Records excerpted from a collection:
++++++++++++++++++++

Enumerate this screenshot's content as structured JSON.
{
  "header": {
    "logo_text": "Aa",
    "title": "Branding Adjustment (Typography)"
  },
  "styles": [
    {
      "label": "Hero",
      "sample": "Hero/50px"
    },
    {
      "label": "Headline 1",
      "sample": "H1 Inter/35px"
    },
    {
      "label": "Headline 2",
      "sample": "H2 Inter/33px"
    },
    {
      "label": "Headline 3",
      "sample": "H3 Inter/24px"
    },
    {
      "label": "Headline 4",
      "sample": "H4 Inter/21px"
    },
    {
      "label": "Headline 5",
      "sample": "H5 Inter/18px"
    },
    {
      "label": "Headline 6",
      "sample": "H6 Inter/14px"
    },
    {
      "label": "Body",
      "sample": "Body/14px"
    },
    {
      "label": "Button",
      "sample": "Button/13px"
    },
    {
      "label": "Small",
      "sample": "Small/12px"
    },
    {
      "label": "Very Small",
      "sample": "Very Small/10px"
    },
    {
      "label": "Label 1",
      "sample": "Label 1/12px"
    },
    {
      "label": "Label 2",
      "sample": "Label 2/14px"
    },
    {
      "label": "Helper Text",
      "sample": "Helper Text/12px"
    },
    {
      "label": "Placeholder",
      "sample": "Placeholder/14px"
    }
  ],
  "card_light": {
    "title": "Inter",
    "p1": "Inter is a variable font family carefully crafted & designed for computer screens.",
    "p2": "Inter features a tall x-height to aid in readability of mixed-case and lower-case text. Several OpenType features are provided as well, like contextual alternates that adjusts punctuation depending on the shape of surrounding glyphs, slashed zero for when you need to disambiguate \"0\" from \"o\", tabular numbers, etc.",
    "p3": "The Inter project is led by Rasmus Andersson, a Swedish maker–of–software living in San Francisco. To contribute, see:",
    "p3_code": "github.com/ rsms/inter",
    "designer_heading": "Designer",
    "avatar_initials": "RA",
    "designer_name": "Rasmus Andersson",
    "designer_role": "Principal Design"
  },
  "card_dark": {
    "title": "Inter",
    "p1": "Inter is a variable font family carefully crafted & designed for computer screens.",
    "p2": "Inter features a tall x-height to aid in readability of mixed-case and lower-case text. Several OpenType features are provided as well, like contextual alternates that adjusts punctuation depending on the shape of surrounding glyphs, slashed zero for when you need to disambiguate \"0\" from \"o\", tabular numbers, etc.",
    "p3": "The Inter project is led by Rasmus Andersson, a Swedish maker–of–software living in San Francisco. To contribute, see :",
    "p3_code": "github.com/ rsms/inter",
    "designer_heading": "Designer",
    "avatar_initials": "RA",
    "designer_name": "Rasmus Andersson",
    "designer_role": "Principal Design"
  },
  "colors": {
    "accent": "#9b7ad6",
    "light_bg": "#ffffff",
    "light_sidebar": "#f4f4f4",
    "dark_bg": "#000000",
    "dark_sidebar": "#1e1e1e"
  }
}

++++++++++++++++++++

■ **TASK TO CARRY OUT**
Exactly reproduce every line found in the records.

■ **ANSWER TO THE TASK**
Enumerate this screenshot's content as structured JSON.
{
  "header": {
    "logo_text": "Aa",
    "title": "Branding Adjustment (Typography)"
  },
  "styles": [
    {
      "label": "Hero",
      "sample": "Hero/50px"
    },
    {
      "label": "Headline 1",
      "sample": "H1 Inter/35px"
    },
    {
      "label": "Headline 2",
      "sample": "H2 Inter/33px"
    },
    {
      "label": "Headline 3",
      "sample": "H3 Inter/24px"
    },
    {
      "label": "Headline 4",
      "sample": "H4 Inter/21px"
    },
    {
      "label": "Headline 5",
      "sample": "H5 Inter/18px"
    },
    {
      "label": "Headline 6",
      "sample": "H6 Inter/14px"
    },
    {
      "label": "Body",
      "sample": "Body/14px"
    },
    {
      "label": "Button",
      "sample": "Button/13px"
    },
    {
      "label": "Small",
      "sample": "Small/12px"
    },
    {
      "label": "Very Small",
      "sample": "Very Small/10px"
    },
    {
      "label": "Label 1",
      "sample": "Label 1/12px"
    },
    {
      "label": "Label 2",
      "sample": "Label 2/14px"
    },
    {
      "label": "Helper Text",
      "sample": "Helper Text/12px"
    },
    {
      "label": "Placeholder",
      "sample": "Placeholder/14px"
    }
  ],
  "card_light": {
    "title": "Inter",
    "p1": "Inter is a variable font family carefully crafted & designed for computer screens.",
    "p2": "Inter features a tall x-height to aid in readability of mixed-case and lower-case text. Several OpenType features are provided as well, like contextual alternates that adjusts punctuation depending on the shape of surrounding glyphs, slashed zero for when you need to disambiguate \"0\" from \"o\", tabular numbers, etc.",
    "p3": "The Inter project is led by Rasmus Andersson, a Swedish maker–of–software living in San Francisco. To contribute, see:",
    "p3_code": "github.com/ rsms/inter",
    "designer_heading": "Designer",
    "avatar_initials": "RA",
    "designer_name": "Rasmus Andersson",
    "designer_role": "Principal Design"
  },
  "card_dark": {
    "title": "Inter",
    "p1": "Inter is a variable font family carefully crafted & designed for computer screens.",
    "p2": "Inter features a tall x-height to aid in readability of mixed-case and lower-case text. Several OpenType features are provided as well, like contextual alternates that adjusts punctuation depending on the shape of surrounding glyphs, slashed zero for when you need to disambiguate \"0\" from \"o\", tabular numbers, etc.",
    "p3": "The Inter project is led by Rasmus Andersson, a Swedish maker–of–software living in San Francisco. To contribute, see :",
    "p3_code": "github.com/ rsms/inter",
    "designer_heading": "Designer",
    "avatar_initials": "RA",
    "designer_name": "Rasmus Andersson",
    "designer_role": "Principal Design"
  },
  "colors": {
    "accent": "#9b7ad6",
    "light_bg": "#ffffff",
    "light_sidebar": "#f4f4f4",
    "dark_bg": "#000000",
    "dark_sidebar": "#1e1e1e"
  }
}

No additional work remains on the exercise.